Objective: In the entries below, find every line holding the string "общества" and collect it.

══ Dataset rows

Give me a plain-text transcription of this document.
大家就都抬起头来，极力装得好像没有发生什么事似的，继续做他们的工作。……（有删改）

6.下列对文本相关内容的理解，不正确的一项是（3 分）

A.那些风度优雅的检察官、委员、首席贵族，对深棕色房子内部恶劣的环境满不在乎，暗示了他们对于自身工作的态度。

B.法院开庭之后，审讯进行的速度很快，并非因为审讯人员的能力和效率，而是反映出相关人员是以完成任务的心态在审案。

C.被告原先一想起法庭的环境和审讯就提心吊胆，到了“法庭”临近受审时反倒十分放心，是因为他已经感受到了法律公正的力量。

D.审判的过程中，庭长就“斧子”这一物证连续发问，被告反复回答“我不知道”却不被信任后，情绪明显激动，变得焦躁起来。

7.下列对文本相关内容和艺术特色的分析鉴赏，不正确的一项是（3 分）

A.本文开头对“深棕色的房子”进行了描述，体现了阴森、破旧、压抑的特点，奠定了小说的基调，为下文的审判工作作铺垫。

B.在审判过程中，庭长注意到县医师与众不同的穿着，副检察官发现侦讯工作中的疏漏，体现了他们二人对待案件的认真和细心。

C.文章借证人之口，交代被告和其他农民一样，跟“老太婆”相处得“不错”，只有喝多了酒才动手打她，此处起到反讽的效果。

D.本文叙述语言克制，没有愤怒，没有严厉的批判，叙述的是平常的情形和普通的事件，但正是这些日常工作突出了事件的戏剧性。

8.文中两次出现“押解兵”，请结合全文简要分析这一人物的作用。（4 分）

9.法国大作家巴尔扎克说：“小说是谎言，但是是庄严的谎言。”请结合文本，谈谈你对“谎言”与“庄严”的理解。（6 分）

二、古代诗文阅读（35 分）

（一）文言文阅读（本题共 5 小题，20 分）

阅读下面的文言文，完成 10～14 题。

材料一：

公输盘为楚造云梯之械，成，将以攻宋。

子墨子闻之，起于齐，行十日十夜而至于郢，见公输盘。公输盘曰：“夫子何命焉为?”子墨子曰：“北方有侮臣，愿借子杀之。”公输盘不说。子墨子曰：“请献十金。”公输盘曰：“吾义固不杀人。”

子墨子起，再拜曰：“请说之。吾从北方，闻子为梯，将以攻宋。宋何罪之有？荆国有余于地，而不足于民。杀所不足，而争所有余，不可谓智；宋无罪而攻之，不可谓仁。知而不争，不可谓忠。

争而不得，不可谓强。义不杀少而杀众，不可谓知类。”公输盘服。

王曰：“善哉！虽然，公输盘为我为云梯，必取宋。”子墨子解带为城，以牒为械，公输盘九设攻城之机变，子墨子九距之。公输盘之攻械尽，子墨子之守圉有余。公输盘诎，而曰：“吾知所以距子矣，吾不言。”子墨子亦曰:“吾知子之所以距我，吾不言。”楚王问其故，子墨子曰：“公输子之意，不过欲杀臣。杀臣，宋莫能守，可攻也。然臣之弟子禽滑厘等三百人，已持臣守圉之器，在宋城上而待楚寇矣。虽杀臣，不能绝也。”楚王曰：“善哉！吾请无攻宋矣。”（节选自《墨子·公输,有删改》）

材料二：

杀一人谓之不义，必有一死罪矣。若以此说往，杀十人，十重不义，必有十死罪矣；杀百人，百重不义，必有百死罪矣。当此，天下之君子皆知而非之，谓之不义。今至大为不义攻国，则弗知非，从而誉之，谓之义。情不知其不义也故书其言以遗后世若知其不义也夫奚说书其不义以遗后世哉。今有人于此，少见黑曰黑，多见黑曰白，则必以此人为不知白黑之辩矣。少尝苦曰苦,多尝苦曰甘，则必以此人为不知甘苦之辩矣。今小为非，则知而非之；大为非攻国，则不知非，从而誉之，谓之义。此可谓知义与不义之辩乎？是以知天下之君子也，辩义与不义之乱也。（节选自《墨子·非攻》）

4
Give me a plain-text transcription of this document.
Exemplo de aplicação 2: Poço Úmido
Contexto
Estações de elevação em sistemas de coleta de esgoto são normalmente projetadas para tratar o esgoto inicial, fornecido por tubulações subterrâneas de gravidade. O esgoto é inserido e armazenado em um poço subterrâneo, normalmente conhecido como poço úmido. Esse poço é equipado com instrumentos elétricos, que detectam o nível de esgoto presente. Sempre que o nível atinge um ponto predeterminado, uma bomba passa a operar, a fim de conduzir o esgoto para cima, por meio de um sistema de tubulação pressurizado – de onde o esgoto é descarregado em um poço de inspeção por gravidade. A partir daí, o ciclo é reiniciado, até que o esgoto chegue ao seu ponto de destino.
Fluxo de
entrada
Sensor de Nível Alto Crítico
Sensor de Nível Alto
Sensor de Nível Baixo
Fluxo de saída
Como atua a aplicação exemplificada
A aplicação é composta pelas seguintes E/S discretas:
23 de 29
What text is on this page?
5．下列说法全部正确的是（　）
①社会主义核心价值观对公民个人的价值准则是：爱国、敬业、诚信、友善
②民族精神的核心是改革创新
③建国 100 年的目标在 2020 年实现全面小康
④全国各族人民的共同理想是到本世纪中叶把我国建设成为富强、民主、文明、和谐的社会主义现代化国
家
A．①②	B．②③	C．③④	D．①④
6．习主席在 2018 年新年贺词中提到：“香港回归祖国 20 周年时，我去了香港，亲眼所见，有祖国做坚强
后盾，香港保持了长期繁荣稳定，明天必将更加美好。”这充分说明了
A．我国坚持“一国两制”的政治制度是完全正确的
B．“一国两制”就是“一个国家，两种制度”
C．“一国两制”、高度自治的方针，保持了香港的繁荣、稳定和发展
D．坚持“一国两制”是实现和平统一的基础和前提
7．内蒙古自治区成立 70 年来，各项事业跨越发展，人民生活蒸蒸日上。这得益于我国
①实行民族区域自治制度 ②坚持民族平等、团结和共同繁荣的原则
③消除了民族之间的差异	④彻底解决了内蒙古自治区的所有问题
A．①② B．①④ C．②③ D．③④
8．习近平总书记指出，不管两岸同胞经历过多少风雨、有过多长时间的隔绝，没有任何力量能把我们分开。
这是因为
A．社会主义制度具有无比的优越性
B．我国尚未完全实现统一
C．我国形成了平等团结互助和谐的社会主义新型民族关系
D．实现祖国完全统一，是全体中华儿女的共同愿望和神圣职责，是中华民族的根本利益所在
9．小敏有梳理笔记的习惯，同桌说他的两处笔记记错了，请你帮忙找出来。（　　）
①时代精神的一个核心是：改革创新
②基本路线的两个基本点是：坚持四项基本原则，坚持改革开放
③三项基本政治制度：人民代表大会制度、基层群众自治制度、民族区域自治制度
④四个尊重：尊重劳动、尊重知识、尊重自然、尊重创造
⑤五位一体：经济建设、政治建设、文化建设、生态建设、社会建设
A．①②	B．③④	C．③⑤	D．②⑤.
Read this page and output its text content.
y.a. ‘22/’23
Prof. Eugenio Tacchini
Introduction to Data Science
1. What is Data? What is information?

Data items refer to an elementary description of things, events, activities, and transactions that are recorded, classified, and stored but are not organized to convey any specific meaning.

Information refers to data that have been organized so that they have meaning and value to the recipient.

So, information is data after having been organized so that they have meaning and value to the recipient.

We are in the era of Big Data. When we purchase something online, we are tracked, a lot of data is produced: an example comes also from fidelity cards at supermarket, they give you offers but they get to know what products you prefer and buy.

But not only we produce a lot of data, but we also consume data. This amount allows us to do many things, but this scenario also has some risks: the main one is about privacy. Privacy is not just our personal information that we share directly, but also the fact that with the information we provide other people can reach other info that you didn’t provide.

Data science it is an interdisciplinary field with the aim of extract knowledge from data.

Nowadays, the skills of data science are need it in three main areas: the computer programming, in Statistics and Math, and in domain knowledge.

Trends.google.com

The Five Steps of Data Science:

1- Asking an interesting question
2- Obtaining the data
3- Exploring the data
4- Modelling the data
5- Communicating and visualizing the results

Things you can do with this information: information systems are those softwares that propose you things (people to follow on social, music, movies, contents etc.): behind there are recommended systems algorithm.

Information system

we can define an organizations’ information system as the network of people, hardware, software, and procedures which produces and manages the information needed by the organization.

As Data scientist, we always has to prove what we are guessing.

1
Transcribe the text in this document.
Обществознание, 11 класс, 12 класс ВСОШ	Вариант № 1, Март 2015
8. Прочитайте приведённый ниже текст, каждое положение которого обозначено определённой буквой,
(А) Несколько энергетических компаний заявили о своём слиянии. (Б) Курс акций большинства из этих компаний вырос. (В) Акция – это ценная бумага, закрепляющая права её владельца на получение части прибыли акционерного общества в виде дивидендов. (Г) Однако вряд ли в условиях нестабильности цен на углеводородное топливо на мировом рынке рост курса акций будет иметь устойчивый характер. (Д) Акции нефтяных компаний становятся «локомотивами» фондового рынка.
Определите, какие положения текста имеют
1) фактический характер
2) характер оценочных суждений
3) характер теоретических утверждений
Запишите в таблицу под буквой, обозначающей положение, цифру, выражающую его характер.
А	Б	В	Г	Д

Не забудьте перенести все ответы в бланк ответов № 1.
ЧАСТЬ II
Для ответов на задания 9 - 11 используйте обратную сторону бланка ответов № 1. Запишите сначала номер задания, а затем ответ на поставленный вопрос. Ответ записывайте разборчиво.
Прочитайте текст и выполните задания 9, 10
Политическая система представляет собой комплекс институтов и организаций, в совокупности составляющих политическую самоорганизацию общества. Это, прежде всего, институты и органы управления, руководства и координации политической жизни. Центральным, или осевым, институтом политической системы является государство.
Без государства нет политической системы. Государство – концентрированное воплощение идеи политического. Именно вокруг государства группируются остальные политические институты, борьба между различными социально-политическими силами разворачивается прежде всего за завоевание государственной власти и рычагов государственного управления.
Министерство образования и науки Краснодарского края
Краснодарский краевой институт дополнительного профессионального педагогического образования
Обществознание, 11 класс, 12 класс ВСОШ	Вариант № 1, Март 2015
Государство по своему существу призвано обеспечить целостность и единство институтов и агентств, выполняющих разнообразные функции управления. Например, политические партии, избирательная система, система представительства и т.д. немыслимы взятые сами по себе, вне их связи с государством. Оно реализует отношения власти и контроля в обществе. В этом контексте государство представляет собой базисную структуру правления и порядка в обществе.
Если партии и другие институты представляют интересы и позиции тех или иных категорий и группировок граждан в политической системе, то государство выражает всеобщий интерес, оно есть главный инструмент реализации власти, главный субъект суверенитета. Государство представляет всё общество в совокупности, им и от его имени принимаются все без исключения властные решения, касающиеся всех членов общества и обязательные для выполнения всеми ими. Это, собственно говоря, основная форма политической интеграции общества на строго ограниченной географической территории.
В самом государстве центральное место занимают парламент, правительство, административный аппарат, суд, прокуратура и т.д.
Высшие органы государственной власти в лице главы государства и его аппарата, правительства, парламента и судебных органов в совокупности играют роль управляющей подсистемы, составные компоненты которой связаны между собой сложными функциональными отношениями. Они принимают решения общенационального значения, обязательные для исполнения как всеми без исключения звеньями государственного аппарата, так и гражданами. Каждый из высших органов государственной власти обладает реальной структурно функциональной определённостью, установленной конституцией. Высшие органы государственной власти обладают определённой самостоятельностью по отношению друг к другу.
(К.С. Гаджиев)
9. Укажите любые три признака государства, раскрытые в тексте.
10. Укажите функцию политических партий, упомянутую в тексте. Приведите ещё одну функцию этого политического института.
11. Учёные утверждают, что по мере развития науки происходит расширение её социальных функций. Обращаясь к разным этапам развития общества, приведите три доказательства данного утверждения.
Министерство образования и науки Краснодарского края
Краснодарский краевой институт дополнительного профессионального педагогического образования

════

Final result:
(А) Несколько энергетических компаний заявили о своём слиянии. (Б) Курс акций большинства из этих компаний вырос. (В) Акция – это ценная бумага, закрепляющая права её владельца на получение части прибыли акционерного общества в виде дивидендов. (Г) Однако вряд ли в условиях нестабильности цен на углеводородное топливо на мировом рынке рост курса акций будет иметь устойчивый характер. (Д) Акции нефтяных компаний становятся «локомотивами» фондового рынка.
Политическая система представляет собой комплекс институтов и организаций, в совокупности составляющих политическую самоорганизацию общества. Это, прежде всего, институты и органы управления, руководства и координации политической жизни. Центральным, или осевым, институтом политической системы является государство.
Если партии и другие институты представляют интересы и позиции тех или иных категорий и группировок граждан в политической системе, то государство выражает всеобщий интерес, оно есть главный инструмент реализации власти, главный субъект суверенитета. Государство представляет всё общество в совокупности, им и от его имени принимаются все без исключения властные решения, касающиеся всех членов общества и обязательные для выполнения всеми ими. Это, собственно говоря, основная форма политической интеграции общества на строго ограниченной географической территории.
11. Учёные утверждают, что по мере развития науки происходит расширение её социальных функций. Обращаясь к разным этапам развития общества, приведите три доказательства данного утверждения.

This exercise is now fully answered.